WHAT THE TASK ASKS: Give back exactly the lines from the "What does this" line to the final line of the records, and only those, minus any pictures.

======

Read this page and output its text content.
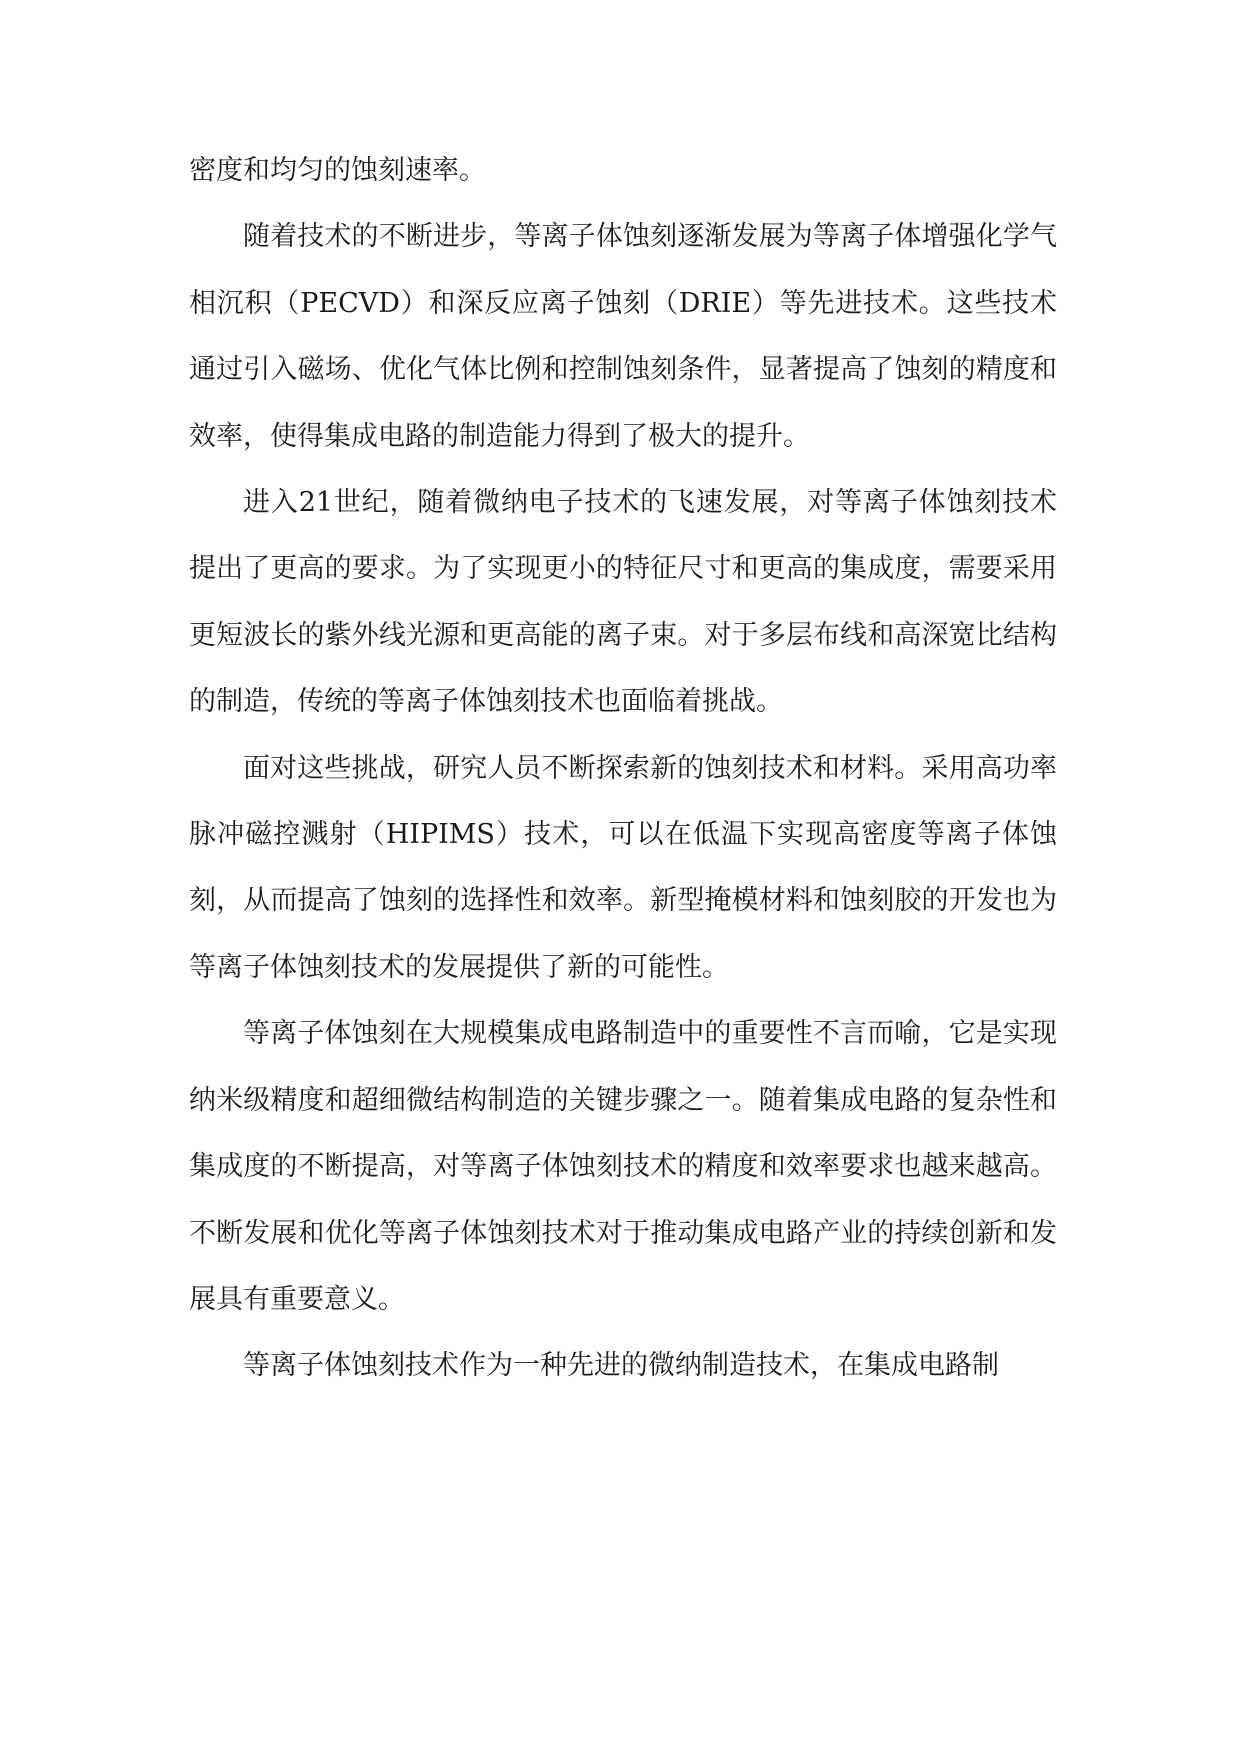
密度和均匀的蚀刻速率。

随着技术的不断进步，等离子体蚀刻逐渐发展为等离子体增强化学气相沉积（PECVD）和深反应离子蚀刻（DRIE）等先进技术。这些技术通过引入磁场、优化气体比例和控制蚀刻条件，显著提高了蚀刻的精度和效率，使得集成电路的制造能力得到了极大的提升。

进入21世纪，随着微纳电子技术的飞速发展，对等离子体蚀刻技术提出了更高的要求。为了实现更小的特征尺寸和更高的集成度，需要采用更短波长的紫外线光源和更高能的离子束。对于多层布线和高深宽比结构的制造，传统的等离子体蚀刻技术也面临着挑战。

面对这些挑战，研究人员不断探索新的蚀刻技术和材料。采用高功率脉冲磁控溅射（HIPIMS）技术，可以在低温下实现高密度等离子体蚀刻，从而提高了蚀刻的选择性和效率。新型掩模材料和蚀刻胶的开发也为等离子体蚀刻技术的发展提供了新的可能性。

等离子体蚀刻在大规模集成电路制造中的重要性不言而喻，它是实现纳米级精度和超细微结构制造的关键步骤之一。随着集成电路的复杂性和集成度的不断提高，对等离子体蚀刻技术的精度和效率要求也越来越高。不断发展和优化等离子体蚀刻技术对于推动集成电路产业的持续创新和发展具有重要意义。

等离子体蚀刻技术作为一种先进的微纳制造技术，在集成电路制
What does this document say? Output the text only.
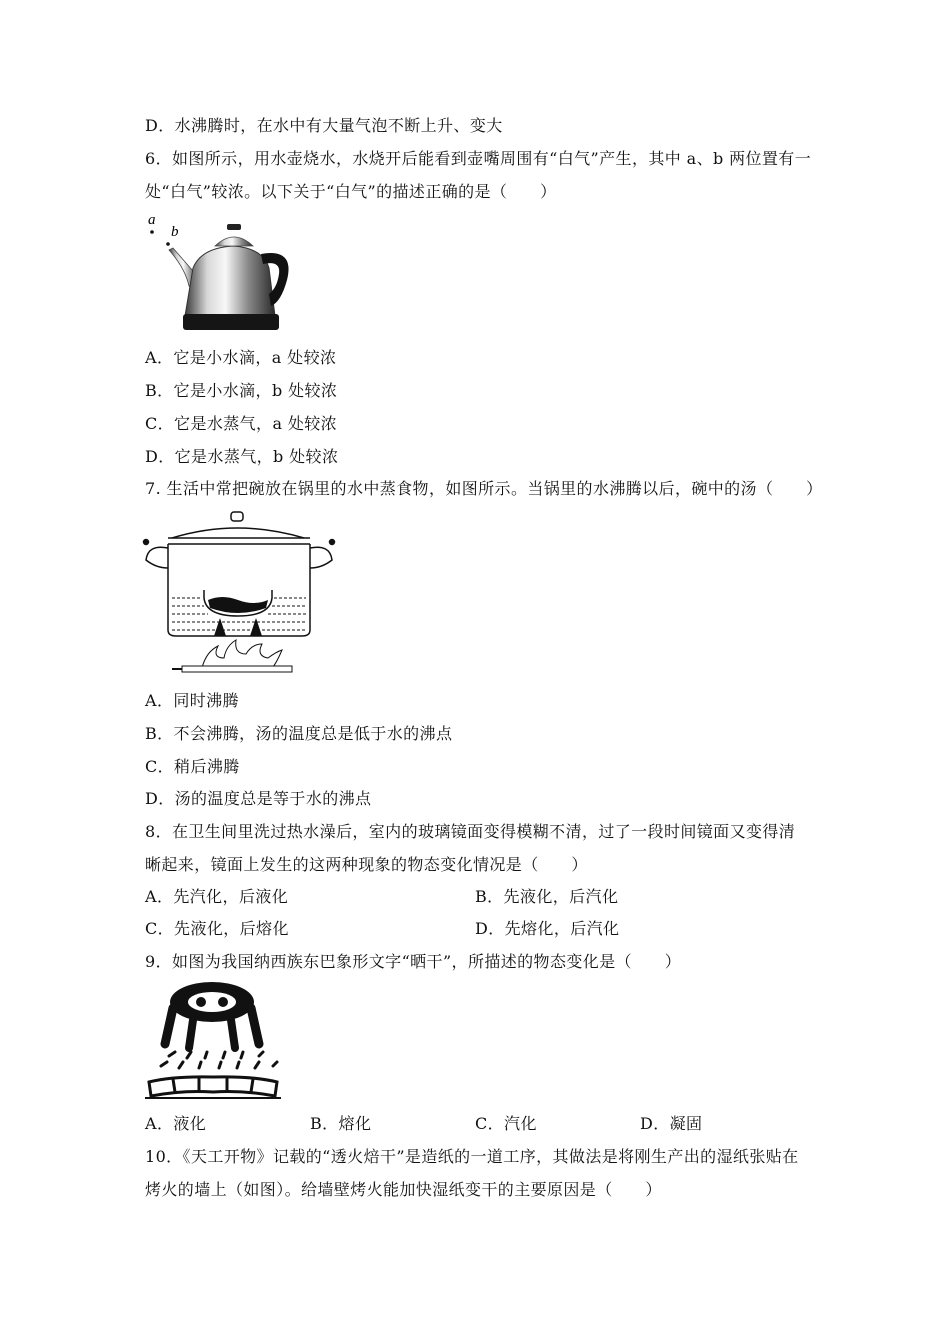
D．水沸腾时，在水中有大量气泡不断上升、变大
6．如图所示，用水壶烧水，水烧开后能看到壶嘴周围有“白气”产生，其中 a、b 两位置有一
处“白气”较浓。以下关于“白气”的描述正确的是（　　）
a
b
A．它是小水滴，a 处较浓
B．它是小水滴，b 处较浓
C．它是水蒸气，a 处较浓
D．它是水蒸气，b 处较浓
7. 生活中常把碗放在锅里的水中蒸食物，如图所示。当锅里的水沸腾以后，碗中的汤（　　）
A．同时沸腾
B．不会沸腾，汤的温度总是低于水的沸点
C．稍后沸腾
D．汤的温度总是等于水的沸点
8．在卫生间里洗过热水澡后，室内的玻璃镜面变得模糊不清，过了一段时间镜面又变得清
晰起来，镜面上发生的这两种现象的物态变化情况是（　　）
A．先汽化，后液化	B．先液化，后汽化
C．先液化，后熔化	D．先熔化，后汽化
9．如图为我国纳西族东巴象形文字“晒干”，所描述的物态变化是（　　）
A．液化	B．熔化	C．汽化	D．凝固
10．《天工开物》记载的“透火焙干”是造纸的一道工序，其做法是将刚生产出的湿纸张贴在
烤火的墙上（如图）。给墙壁烤火能加快湿纸变干的主要原因是（　　）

======

ANSWER TO THE EXERCISE:
What does this document say? Output the text only.
D．水沸腾时，在水中有大量气泡不断上升、变大
6．如图所示，用水壶烧水，水烧开后能看到壶嘴周围有“白气”产生，其中 a、b 两位置有一
处“白气”较浓。以下关于“白气”的描述正确的是（　　）
a
b
A．它是小水滴，a 处较浓
B．它是小水滴，b 处较浓
C．它是水蒸气，a 处较浓
D．它是水蒸气，b 处较浓
7. 生活中常把碗放在锅里的水中蒸食物，如图所示。当锅里的水沸腾以后，碗中的汤（　　）
A．同时沸腾
B．不会沸腾，汤的温度总是低于水的沸点
C．稍后沸腾
D．汤的温度总是等于水的沸点
8．在卫生间里洗过热水澡后，室内的玻璃镜面变得模糊不清，过了一段时间镜面又变得清
晰起来，镜面上发生的这两种现象的物态变化情况是（　　）
A．先汽化，后液化	B．先液化，后汽化
C．先液化，后熔化	D．先熔化，后汽化
9．如图为我国纳西族东巴象形文字“晒干”，所描述的物态变化是（　　）
A．液化	B．熔化	C．汽化	D．凝固
10．《天工开物》记载的“透火焙干”是造纸的一道工序，其做法是将刚生产出的湿纸张贴在
烤火的墙上（如图）。给墙壁烤火能加快湿纸变干的主要原因是（　　）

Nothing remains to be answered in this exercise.